» Dataset records

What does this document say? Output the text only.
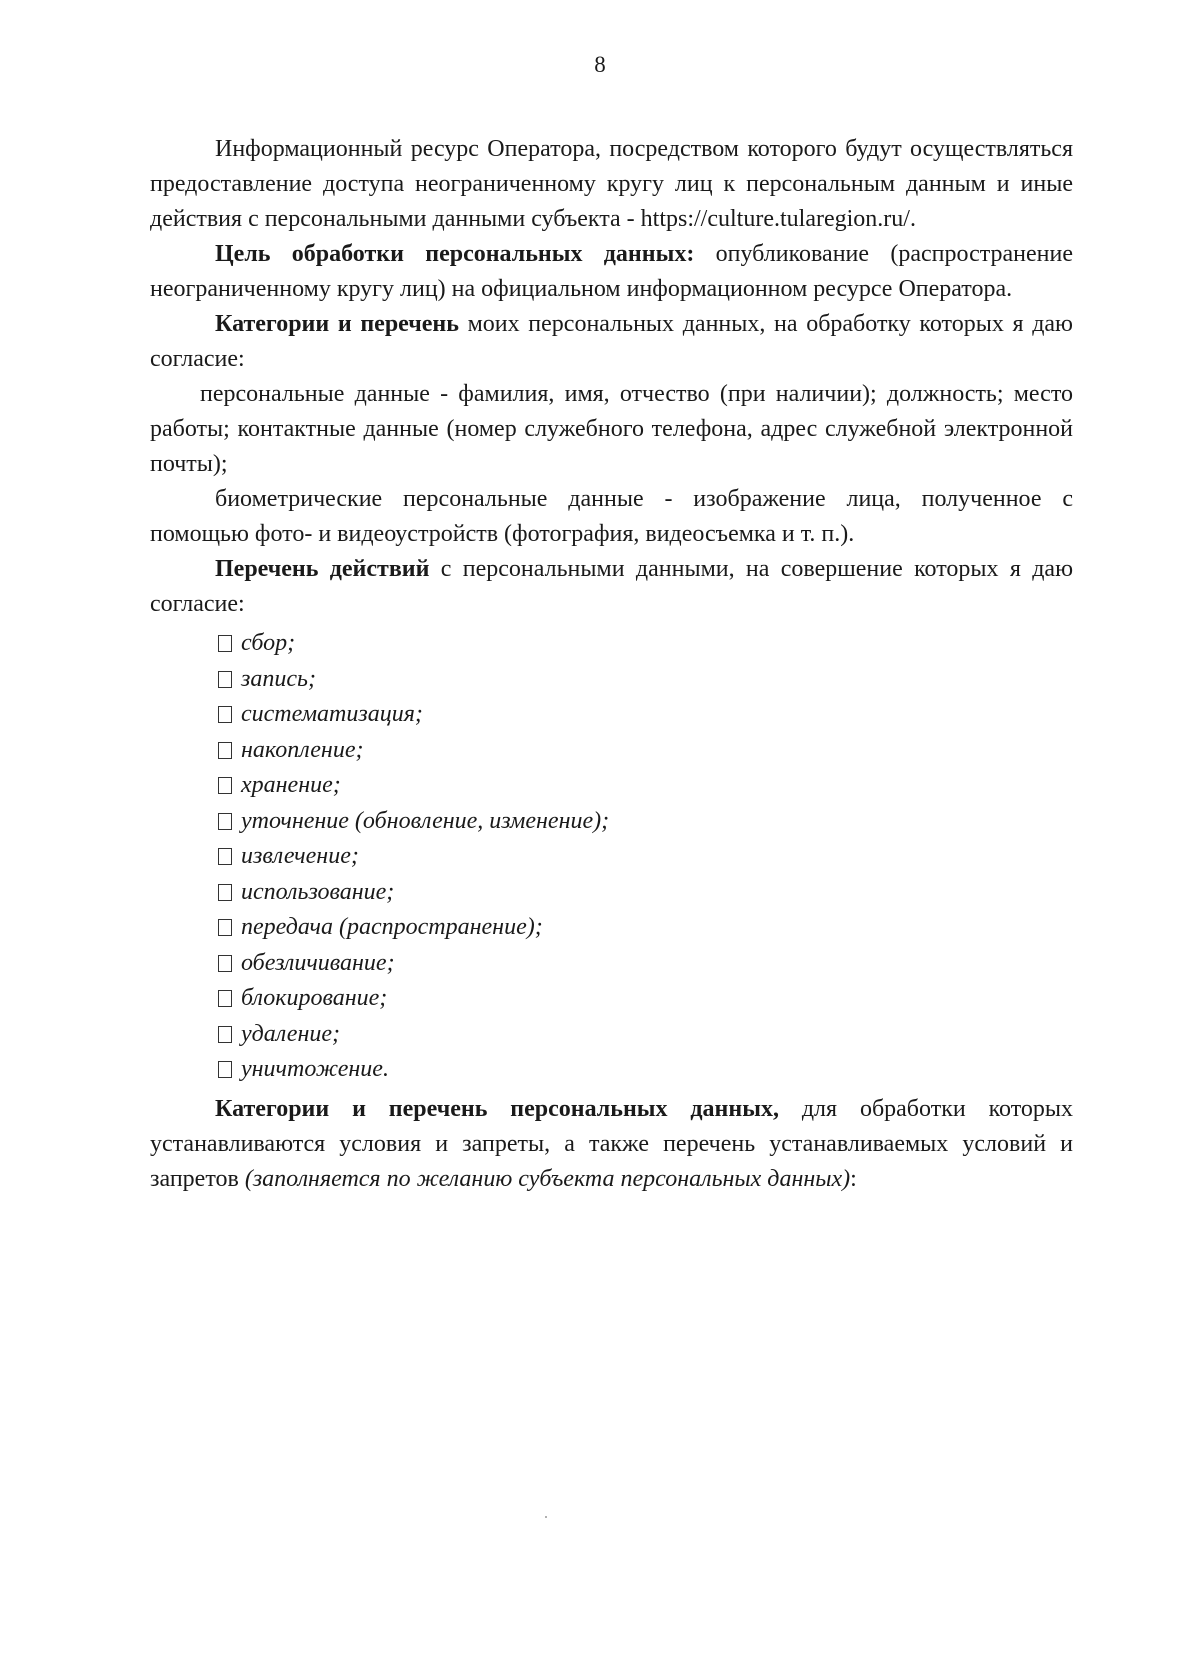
8

Информационный ресурс Оператора, посредством которого будут осуществляться предоставление доступа неограниченному кругу лиц к персональным данным и иные действия с персональными данными субъекта - https://culture.tularegion.ru/.

Цель обработки персональных данных: опубликование (распространение неограниченному кругу лиц) на официальном информационном ресурсе Оператора.

Категории и перечень моих персональных данных, на обработку которых я даю согласие:

персональные данные - фамилия, имя, отчество (при наличии); должность; место работы; контактные данные (номер служебного телефона, адрес служебной электронной почты);

биометрические персональные данные - изображение лица, полученное с помощью фото- и видеоустройств (фотография, видеосъемка и т. п.).

Перечень действий с персональными данными, на совершение которых я даю согласие:

сбор;
запись;
систематизация;
накопление;
хранение;
уточнение (обновление, изменение);
извлечение;
использование;
передача (распространение);
обезличивание;
блокирование;
удаление;
уничтожение.

Категории и перечень персональных данных, для обработки которых устанавливаются условия и запреты, а также перечень устанавливаемых условий и запретов (заполняется по желанию субъекта персональных данных):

» Written request
Say, as a single number and nothing more, how many lines of the entries contain the word "данных".

» Output of the exercise
3